EXTRACTED INFORMATION -
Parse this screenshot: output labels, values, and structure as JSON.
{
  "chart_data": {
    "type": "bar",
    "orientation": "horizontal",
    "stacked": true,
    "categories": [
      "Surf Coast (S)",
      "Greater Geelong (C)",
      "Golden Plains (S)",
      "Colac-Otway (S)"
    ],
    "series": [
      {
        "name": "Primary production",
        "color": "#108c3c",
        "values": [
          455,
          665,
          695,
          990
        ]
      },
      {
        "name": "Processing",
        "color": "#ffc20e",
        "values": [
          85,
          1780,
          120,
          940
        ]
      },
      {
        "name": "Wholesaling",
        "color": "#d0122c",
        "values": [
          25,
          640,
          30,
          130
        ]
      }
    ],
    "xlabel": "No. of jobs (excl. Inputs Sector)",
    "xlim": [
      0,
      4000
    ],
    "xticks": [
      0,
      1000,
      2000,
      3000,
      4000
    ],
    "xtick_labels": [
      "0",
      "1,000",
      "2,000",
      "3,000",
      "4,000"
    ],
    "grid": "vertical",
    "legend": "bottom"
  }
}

REQUIREMENTS -
Write out every entry verbatim.

SOLUTION -
Parse this screenshot: output labels, values, and structure as JSON.
{
  "chart_data": {
    "type": "bar",
    "orientation": "horizontal",
    "stacked": true,
    "categories": [
      "Surf Coast (S)",
      "Greater Geelong (C)",
      "Golden Plains (S)",
      "Colac-Otway (S)"
    ],
    "series": [
      {
        "name": "Primary production",
        "color": "#108c3c",
        "values": [
          455,
          665,
          695,
          990
        ]
      },
      {
        "name": "Processing",
        "color": "#ffc20e",
        "values": [
          85,
          1780,
          120,
          940
        ]
      },
      {
        "name": "Wholesaling",
        "color": "#d0122c",
        "values": [
          25,
          640,
          30,
          130
        ]
      }
    ],
    "xlabel": "No. of jobs (excl. Inputs Sector)",
    "xlim": [
      0,
      4000
    ],
    "xticks": [
      0,
      1000,
      2000,
      3000,
      4000
    ],
    "xtick_labels": [
      "0",
      "1,000",
      "2,000",
      "3,000",
      "4,000"
    ],
    "grid": "vertical",
    "legend": "bottom"
  }
}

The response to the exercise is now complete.